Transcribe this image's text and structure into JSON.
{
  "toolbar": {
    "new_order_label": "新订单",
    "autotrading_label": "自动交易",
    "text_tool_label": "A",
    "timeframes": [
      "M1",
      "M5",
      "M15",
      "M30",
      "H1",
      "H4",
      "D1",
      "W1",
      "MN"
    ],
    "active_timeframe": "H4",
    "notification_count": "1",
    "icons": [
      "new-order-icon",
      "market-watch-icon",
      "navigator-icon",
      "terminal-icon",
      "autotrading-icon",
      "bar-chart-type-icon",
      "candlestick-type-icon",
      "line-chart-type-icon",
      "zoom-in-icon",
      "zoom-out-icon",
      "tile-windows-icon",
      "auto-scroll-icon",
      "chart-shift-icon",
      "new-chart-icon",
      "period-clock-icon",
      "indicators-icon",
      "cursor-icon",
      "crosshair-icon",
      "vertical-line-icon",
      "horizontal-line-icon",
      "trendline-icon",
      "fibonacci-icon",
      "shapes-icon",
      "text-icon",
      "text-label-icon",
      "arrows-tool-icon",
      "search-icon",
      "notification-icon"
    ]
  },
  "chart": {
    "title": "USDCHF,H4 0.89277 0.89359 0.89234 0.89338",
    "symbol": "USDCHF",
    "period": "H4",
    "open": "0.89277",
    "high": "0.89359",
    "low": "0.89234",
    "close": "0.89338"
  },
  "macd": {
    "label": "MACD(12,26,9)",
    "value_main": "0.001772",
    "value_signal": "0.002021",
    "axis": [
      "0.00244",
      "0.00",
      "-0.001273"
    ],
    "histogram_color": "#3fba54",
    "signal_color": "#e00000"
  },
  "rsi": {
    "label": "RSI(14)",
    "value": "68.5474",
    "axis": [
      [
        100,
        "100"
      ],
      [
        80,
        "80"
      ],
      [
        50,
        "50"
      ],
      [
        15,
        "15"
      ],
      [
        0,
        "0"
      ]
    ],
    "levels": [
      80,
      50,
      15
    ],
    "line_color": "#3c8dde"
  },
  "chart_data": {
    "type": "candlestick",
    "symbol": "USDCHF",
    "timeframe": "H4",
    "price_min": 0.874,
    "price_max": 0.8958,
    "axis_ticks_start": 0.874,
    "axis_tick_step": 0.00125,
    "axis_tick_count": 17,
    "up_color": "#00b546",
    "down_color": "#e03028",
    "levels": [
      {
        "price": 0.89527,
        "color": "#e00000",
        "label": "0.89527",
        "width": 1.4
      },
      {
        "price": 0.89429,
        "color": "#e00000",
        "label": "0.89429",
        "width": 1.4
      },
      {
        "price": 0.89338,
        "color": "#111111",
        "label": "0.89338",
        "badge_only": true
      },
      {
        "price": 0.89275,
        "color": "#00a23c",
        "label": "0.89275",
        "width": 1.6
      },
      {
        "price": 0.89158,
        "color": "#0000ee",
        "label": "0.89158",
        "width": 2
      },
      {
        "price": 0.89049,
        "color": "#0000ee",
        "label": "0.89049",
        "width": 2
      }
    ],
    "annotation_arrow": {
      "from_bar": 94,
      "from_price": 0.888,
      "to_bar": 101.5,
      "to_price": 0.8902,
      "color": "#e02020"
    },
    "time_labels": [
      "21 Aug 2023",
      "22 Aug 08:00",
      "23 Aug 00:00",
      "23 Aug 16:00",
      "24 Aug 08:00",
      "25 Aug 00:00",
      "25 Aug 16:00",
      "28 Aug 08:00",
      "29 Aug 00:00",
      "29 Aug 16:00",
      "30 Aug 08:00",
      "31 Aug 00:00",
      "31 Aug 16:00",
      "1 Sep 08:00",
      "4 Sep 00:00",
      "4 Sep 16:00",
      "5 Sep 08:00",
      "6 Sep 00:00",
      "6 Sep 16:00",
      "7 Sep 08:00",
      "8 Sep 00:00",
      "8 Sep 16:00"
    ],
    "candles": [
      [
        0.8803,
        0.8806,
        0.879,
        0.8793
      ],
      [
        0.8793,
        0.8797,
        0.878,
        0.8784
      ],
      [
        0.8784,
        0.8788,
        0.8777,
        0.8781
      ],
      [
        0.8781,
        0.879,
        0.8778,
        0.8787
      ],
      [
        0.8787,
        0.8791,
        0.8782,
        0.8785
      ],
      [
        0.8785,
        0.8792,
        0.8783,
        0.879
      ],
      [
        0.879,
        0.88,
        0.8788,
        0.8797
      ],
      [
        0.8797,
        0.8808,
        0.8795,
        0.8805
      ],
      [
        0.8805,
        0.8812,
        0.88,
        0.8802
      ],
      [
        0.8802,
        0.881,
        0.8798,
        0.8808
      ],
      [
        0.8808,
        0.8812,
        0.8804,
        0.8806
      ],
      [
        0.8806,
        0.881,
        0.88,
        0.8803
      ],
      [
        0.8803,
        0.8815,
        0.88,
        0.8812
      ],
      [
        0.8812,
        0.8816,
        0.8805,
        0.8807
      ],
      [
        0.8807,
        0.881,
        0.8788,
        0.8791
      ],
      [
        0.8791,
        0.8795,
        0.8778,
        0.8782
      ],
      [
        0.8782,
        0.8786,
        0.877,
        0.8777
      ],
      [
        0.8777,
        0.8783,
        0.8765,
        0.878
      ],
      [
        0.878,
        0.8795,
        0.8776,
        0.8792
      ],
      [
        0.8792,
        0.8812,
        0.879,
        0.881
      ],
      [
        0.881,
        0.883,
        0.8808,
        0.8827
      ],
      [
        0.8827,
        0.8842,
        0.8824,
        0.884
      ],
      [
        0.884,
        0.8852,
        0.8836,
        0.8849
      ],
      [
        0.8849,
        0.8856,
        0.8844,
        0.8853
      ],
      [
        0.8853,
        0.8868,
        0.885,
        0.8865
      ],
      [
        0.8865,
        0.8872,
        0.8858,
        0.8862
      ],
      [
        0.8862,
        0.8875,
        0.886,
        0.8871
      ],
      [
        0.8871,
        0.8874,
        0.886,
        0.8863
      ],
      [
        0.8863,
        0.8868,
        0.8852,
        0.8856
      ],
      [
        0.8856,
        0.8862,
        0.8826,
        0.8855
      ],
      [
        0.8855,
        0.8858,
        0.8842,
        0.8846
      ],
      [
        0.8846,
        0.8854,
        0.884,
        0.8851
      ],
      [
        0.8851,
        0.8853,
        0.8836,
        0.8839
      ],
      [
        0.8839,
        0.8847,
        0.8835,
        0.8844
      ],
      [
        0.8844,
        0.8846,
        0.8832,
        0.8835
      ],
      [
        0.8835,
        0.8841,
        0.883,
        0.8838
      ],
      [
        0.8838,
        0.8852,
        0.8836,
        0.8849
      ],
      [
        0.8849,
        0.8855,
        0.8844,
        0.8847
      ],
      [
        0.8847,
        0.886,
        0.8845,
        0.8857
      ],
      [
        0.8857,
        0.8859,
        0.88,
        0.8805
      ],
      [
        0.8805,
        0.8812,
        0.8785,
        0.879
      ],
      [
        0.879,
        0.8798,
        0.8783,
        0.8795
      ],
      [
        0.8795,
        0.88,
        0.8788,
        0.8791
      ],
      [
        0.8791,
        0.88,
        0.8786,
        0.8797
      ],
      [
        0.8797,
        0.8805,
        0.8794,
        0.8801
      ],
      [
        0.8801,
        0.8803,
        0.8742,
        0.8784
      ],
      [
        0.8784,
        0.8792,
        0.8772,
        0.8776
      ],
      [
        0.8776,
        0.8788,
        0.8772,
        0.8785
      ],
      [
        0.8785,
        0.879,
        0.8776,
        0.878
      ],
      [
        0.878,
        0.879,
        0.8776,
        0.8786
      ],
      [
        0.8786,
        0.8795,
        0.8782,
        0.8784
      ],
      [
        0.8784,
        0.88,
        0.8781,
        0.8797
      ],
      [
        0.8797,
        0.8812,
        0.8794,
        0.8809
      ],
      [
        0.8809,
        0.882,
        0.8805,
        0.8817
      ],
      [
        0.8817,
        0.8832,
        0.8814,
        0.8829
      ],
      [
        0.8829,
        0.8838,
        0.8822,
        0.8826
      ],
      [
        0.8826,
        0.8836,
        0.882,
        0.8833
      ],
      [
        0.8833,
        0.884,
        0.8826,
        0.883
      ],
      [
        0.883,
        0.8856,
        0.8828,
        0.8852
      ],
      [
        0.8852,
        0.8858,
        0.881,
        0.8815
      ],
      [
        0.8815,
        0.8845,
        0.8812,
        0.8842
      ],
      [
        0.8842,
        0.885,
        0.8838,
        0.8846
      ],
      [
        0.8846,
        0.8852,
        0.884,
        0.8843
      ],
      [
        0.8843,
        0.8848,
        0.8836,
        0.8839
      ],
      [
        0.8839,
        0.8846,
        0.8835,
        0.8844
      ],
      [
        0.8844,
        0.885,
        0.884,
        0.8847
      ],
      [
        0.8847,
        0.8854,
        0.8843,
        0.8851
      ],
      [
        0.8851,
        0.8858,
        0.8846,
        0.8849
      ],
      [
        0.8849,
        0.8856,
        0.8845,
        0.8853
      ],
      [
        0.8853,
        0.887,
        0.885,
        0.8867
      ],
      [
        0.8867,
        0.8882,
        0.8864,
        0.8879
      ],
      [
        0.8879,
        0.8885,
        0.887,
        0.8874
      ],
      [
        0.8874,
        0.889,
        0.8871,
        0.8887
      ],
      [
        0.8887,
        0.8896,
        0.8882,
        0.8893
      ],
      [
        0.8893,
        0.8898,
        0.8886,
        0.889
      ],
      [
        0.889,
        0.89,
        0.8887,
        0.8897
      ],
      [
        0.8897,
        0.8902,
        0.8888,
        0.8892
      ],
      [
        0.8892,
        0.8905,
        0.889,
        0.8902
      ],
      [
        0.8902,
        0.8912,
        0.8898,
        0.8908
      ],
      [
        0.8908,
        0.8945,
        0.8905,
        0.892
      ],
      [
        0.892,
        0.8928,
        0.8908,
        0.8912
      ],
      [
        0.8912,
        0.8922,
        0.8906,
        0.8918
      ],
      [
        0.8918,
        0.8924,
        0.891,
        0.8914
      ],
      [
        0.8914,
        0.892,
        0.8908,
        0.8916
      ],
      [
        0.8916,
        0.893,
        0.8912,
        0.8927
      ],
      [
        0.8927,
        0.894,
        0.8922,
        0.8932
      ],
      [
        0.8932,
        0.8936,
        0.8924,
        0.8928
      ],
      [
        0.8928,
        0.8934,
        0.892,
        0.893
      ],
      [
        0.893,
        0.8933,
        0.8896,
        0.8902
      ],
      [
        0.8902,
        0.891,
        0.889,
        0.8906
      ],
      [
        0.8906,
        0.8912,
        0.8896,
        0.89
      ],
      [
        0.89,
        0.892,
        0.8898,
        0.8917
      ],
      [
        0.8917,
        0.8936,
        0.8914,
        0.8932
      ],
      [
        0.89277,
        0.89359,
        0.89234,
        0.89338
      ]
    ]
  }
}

* [Prompt]: Select and copy every line of the material that holds the string "candlestick".

* [Solution to this exercise]:
      "candlestick-type-icon",
    "type": "candlestick",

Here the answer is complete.